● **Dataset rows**
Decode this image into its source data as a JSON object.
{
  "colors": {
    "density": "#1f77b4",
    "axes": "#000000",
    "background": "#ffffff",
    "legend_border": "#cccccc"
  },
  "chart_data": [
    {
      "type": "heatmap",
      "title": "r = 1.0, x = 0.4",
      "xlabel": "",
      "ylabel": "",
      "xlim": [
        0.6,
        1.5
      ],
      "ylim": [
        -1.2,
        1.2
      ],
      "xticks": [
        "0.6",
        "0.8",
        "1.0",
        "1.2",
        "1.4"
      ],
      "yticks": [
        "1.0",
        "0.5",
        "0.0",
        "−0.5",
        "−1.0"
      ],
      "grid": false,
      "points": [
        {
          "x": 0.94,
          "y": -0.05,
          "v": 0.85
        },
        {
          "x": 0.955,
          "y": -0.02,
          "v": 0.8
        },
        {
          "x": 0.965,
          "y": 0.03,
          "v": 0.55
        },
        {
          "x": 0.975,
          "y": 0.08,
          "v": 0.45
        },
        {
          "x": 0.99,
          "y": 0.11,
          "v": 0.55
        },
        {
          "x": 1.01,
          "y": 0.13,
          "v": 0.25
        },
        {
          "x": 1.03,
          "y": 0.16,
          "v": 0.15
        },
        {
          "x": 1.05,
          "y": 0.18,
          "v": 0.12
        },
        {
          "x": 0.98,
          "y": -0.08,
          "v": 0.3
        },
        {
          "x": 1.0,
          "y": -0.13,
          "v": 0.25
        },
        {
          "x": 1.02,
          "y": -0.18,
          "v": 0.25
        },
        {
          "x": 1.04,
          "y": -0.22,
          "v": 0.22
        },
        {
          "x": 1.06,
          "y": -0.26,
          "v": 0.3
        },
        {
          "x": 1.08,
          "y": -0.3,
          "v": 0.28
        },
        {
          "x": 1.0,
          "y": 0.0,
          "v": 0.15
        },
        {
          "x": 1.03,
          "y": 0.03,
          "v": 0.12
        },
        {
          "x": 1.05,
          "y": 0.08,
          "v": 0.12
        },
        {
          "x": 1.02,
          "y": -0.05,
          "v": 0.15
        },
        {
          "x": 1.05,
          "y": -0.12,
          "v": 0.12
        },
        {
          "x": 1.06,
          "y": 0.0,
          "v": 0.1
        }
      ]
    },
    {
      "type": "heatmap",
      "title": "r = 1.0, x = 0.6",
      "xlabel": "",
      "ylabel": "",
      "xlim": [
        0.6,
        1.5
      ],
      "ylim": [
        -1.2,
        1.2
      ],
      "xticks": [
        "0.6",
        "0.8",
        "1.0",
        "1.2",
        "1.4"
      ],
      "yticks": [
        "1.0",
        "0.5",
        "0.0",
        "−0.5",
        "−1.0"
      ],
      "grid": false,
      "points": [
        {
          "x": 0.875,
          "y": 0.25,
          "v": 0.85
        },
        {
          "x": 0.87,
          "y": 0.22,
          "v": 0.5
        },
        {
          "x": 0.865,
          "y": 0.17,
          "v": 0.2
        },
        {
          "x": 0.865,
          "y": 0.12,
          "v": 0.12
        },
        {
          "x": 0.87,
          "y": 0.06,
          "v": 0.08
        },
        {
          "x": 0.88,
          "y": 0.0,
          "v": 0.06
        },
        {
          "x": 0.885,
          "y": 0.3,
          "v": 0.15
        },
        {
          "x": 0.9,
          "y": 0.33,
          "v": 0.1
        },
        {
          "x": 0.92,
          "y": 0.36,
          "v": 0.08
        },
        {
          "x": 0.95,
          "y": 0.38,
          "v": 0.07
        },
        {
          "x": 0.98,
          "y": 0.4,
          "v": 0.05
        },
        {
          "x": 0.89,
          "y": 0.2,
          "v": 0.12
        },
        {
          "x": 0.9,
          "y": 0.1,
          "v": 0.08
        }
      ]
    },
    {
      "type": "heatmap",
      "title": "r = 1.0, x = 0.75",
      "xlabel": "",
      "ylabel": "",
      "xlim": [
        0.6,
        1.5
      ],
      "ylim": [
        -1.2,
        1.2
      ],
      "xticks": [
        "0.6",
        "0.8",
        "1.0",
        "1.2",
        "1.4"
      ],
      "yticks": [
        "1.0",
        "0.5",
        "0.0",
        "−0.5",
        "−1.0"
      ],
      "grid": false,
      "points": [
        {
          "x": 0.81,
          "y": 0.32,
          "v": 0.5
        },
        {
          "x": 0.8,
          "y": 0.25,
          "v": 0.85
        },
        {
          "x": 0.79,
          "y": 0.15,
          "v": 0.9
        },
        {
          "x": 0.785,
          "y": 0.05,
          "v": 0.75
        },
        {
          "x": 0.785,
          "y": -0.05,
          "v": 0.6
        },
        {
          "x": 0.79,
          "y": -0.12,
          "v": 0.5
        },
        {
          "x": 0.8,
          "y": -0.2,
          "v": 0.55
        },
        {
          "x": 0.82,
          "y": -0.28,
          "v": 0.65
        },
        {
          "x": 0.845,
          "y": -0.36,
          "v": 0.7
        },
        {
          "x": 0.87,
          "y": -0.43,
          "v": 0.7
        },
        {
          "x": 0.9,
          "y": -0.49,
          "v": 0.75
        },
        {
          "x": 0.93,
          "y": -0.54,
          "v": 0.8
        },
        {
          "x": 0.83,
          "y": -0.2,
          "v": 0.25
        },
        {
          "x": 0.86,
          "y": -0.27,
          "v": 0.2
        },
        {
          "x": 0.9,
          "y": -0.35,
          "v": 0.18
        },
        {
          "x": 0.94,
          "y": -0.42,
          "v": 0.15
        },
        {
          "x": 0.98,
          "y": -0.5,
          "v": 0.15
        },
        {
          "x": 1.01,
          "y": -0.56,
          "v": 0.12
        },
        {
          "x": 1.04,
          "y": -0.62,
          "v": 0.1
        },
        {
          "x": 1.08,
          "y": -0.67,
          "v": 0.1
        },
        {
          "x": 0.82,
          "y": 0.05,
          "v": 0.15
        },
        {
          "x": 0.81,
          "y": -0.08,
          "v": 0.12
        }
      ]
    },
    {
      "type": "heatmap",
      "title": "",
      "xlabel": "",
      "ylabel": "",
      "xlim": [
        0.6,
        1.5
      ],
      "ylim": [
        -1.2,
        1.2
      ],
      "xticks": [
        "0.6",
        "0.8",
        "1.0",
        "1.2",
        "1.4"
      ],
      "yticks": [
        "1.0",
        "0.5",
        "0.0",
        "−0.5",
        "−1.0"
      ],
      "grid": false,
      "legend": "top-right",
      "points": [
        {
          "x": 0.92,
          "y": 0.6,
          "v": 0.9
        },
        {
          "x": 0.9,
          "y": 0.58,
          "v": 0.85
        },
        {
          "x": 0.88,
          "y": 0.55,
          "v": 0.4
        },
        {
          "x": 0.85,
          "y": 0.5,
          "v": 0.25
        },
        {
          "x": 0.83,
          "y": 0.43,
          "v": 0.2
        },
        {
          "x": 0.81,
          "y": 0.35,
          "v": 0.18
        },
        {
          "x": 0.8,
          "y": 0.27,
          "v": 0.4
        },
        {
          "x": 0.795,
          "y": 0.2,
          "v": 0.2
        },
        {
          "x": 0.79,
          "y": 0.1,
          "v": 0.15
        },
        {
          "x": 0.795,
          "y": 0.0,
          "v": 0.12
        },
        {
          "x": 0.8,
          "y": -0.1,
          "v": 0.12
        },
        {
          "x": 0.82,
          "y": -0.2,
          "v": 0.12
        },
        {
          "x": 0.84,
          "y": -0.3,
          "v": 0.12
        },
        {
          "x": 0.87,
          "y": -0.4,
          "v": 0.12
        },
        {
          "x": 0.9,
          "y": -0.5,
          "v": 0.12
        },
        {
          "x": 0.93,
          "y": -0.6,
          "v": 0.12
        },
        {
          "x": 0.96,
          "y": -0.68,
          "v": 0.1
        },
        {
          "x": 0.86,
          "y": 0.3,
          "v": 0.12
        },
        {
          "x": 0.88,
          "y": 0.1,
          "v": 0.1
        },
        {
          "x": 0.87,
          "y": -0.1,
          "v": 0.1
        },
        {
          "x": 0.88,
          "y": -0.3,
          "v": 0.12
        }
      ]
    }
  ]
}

● **Short task**
In the entries above, find each line with the string "title" and copy it.

● **Task output**
      "title": "r = 1.0, x = 0.4",
      "title": "r = 1.0, x = 0.6",
      "title": "r = 1.0, x = 0.75",
      "title": "",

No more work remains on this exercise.